### STATED GOAL 1:
According to the tax increment financing text, in what year did Missouri enact its TIF legislation?
### STATED GOAL 2:
Please extend the passage on tax increment financing, starting after its final sentence.

Team TIF is one example of the scrutiny that TIF is undergoing lately. Municipal leaders say TIF is one of the most important tools they have to regenerate urban areas, particularly in postindustrial legacy cities. And they have embraced it since it took hold in the 1950s: The United States now has at least 10,000 TIF districts across 49 states (Merriman et al. 2018). But critics say TIF has become little more than a subsidy for the private sector, diverting revenue away from schools and other important services, and contend that many TIF programs are woefully lacking in transparency. 

The problems are serious enough that several grassroots efforts have derailed proposed TIF districts in recent years, through either the ballot box or the courts. Tax increment financing runs the risk of functioning more like property tax incentives for business—another flawed practice that often fails to deliver on promises but remains in widespread use. 

Planners and policy makers, however, aren’t giving up on TIF. Instead, they are redesigning and reimagining it, adding provisions to ensure that equity is a consideration, and building in options that allow school districts to maintain access to revenue. Some jurisdictions have experimented with community improvement districts (CIDs) as a kind of hybrid or alternative framework that corrals both sales tax and property tax revenues for a given development project.

With participation from the private sector, cities are also bundling TIF with other financing instruments, such as credit enhancement agreements or stabilization funds—so much so that a traditional, stand-alone TIF has become known as an increasingly rare “naked” TIF.

How TIF Works

Tax increment financing began in California, where authorities created it to help redevelop urban areas. From there, it rapidly spread across the country. The Midwest took particular interest, with a flurry of TIF activity in Wisconsin, Minnesota, and Illinois through the 1970s and 1980s.

Missouri enacted TIF legislation in 1982, a full three decades after the tool was created, but wasted no time putting it into action: Today, there are 468 TIF districts in 116 municipalities in the state, including 210 in St. Louis County and the City of St. Louis—sequestering roughly $2.2 billion in tax revenue (Rittner et al. 2015). Elsewhere, the rush to use the tool has been dramatic (see Figure 1). Over the last decade, for example, the number of TIF districts in Iowa grew from 949 to 3,340 (Collins et al. 2018).

So how does TIF work? Typically, a municipal government, enabled by state legislation, partners with the private sector to designate an area as a TIF district, and calculates the amount of property tax revenue that the project will generate for the next 10 to 20 years or more. This projected revenue typically includes taxes on the project itself, as well as expected tax increases on other properties in the district as assessed values rise because of the TIF. That money is essentially sequestered to support the project’s current financial needs and make it possible. 

The tax revenue can be used to fund public infrastructure, compensate private developers for their investments, or provide collateral for bonds.

State enabling legislation spells out what TIF is supposed to be for—economic development, environmental remediation, or housing, to name just a few purposes. Most TIF use is designed to address urban blight. Some TIF districts pertain just to one parcel or development site, while others are much larger. (Critics say artificially large districts designed to boost projected revenues are just one of TIF’s many pitfalls.)

Although TIF is deployed extensively, it is poorly understood except by public-finance insiders. It is also subject to a wide variation in design and interpretation.

### EXTRACTED INFORMATION:

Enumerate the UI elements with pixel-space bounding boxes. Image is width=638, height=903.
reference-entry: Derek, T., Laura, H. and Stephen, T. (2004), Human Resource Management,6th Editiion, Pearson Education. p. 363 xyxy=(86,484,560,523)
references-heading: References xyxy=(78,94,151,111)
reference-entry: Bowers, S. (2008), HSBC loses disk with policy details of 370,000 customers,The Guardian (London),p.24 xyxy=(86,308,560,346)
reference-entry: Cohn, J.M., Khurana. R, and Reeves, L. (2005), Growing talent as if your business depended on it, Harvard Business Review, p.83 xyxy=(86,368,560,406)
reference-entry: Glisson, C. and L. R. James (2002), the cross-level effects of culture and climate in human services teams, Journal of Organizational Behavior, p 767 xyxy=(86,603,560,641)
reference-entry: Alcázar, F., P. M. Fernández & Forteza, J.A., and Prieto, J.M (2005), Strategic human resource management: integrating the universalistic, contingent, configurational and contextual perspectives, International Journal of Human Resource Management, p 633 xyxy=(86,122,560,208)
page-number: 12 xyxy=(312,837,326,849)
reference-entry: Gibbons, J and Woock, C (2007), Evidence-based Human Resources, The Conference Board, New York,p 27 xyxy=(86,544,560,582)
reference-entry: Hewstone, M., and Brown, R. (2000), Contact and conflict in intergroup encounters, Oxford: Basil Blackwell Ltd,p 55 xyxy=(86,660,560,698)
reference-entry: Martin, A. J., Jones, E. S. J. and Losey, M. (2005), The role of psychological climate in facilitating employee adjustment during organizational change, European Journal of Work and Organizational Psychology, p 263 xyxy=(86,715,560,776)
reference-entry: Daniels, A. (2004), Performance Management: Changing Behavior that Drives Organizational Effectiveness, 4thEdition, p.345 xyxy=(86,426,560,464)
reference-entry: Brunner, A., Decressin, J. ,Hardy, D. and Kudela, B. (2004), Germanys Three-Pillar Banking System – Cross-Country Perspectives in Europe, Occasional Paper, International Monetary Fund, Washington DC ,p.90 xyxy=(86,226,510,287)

### TASK RESPONSE 1:
1982

### TASK RESPONSE 2:
“I’ve always been amazed at the way TIF inflames passions while not being fully understood,” said David Merriman, professor at the University of Illinois at Chicago, who spent two years scouring the nation to produce the Lincoln Institute report Improving Tax Increment Financing (TIF) for Economic Development (Merriman 2018). The report reviews the use of tax increment financing by a range of communities and recommends policies to improve TIF use. “It can be viewed as something that will save and transform neighborhoods—or something that will gentrify neighborhoods and push people out.”

Researching TIF from coast to coast, Merriman found plenty of instances where the mechanism worked well, such as the Cortex Innovation District in St. Louis, a hub of bioscience and technology, which was built primarily on land left vacant by abandoned manufacturing enterprises from a previous era. In other cases, the use of the instrument led to major divisions. The fight over tax increment financing associated with Atlanta’s Beltline was supercharged by concern about gentrification, issues of racial and income equity, and the diversion of tax revenue from schools.

Like tax incentives for business location, TIF can trigger bidding wars between jurisdictions competing for development. Free-market and libertarian groups have joined progressives in opposing TIF because it empowers governments to pick winners and losers.

The biggest problem associated with TIF over the last two decades is the lack of transparency, Merriman concluded. Embraced with zeal by former Chicago Mayor Richard M. Daley, tax increment financing mushroomed in Chicago to the point that $660 million—nearly a third of all property taxes in the city—was earmarked for TIF districts, effectively shielding the money from standard oversight by elected officials. Local journalists showed how the mechanism effectively became a kind of slush fund for favored projects. Mayor Rahm Emanuel commissioned a task force that recommended reforms, but change may be slow to come given that dozens of TIF districts in the city are not even halfway through their duration.

Merriman found that a relatively simple set of steps would foster transparency and benefit virtually every use of TIF in Chicago and beyond. In Improving Tax Increment Financing (TIF) for Economic Development, Merriman recommends that states carefully track and monitor TIF use. Model programs can be found in Wisconsin and Illinois, where state agencies track and report on total property tax revenues going to TIF districts, local governments are required to report detailed information related to revenues and their tax base, and nearly everything is published in online databases. All local governments would be well advised to provide extensive, easily accessible information about TIF use, revenues, and expenditures, he says. And researchers can do their part by studying and documenting the different outcomes of TIF in a wide variety of areas. To date, academic studies of TIF show mixed results but do not clearly explain the causes of this variation, according to the report.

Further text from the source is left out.